Your instructions
Search the data below for "JSON"; list each line that holds it.

Data entries
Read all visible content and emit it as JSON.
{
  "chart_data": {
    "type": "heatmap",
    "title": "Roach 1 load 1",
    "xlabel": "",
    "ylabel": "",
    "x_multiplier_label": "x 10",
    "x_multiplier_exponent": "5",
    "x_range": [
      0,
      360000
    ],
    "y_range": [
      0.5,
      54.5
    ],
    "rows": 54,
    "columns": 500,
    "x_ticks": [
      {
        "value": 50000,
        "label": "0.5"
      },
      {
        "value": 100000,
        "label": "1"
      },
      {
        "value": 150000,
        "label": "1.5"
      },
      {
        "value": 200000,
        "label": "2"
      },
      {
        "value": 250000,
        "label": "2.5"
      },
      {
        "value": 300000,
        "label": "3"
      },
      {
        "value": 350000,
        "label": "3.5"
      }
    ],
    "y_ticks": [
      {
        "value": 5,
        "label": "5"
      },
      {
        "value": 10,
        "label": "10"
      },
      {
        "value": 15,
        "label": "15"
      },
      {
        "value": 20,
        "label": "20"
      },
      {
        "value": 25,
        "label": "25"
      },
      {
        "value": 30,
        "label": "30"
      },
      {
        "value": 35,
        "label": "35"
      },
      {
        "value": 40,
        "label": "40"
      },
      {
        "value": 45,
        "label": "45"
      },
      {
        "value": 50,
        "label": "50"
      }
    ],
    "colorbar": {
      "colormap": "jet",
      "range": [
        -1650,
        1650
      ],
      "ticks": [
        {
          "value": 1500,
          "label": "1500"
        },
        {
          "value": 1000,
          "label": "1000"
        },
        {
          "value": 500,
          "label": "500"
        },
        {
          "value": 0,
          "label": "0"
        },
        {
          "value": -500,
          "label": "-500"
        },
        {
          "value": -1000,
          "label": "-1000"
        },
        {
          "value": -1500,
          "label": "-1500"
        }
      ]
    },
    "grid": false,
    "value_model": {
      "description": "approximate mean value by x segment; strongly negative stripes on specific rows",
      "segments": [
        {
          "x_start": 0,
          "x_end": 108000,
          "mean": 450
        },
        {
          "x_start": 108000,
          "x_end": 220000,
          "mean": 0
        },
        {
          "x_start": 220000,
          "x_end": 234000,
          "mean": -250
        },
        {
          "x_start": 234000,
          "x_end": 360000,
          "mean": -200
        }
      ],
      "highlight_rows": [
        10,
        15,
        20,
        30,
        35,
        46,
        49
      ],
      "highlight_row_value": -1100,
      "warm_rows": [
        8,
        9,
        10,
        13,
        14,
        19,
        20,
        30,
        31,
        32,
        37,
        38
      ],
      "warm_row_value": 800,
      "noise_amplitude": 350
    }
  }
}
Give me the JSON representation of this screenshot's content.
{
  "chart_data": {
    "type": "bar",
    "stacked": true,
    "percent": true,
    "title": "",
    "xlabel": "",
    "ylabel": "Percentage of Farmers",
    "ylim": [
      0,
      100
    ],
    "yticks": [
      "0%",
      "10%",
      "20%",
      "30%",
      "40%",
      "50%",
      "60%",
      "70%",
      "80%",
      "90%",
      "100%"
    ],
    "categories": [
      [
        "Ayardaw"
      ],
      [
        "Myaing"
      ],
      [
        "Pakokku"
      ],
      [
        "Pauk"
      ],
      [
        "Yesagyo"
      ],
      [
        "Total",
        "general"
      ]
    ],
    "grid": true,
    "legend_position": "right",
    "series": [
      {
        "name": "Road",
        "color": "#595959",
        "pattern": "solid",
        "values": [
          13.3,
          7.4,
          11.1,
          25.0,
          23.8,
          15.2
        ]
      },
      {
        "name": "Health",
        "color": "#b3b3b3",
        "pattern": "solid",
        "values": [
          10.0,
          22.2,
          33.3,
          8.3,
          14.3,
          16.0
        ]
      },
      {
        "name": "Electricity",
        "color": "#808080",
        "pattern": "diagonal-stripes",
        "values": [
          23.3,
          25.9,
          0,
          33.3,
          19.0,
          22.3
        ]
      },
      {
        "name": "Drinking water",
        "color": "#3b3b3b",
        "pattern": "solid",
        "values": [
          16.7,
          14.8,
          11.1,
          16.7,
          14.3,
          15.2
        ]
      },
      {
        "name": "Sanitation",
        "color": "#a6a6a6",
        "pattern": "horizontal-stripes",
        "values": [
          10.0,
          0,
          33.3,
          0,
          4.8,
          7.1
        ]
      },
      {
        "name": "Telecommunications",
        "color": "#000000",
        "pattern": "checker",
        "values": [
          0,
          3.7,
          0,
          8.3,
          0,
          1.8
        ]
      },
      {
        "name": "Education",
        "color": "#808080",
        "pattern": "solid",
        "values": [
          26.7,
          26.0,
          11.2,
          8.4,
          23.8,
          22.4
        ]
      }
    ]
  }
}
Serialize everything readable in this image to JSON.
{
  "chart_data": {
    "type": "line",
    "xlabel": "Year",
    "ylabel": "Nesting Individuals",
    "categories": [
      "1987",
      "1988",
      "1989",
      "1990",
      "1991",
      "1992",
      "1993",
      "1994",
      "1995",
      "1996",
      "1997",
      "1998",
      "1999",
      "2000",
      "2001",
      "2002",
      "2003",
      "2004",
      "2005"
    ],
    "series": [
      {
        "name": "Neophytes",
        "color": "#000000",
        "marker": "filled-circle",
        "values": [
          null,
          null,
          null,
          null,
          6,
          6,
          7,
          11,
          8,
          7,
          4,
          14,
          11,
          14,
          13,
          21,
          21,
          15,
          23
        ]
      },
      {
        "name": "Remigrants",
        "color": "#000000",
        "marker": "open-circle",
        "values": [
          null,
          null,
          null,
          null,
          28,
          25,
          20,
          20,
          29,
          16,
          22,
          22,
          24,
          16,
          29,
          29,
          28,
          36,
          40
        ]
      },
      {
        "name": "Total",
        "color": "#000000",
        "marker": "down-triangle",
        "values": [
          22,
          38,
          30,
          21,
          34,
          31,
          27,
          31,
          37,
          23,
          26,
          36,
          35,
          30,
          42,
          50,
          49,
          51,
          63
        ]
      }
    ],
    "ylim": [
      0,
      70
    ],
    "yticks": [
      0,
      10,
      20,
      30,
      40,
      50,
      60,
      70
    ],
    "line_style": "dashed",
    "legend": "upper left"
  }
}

Solution to this problem
Read all visible content and emit it as JSON.
Give me the JSON representation of this screenshot's content.
Serialize everything readable in this image to JSON.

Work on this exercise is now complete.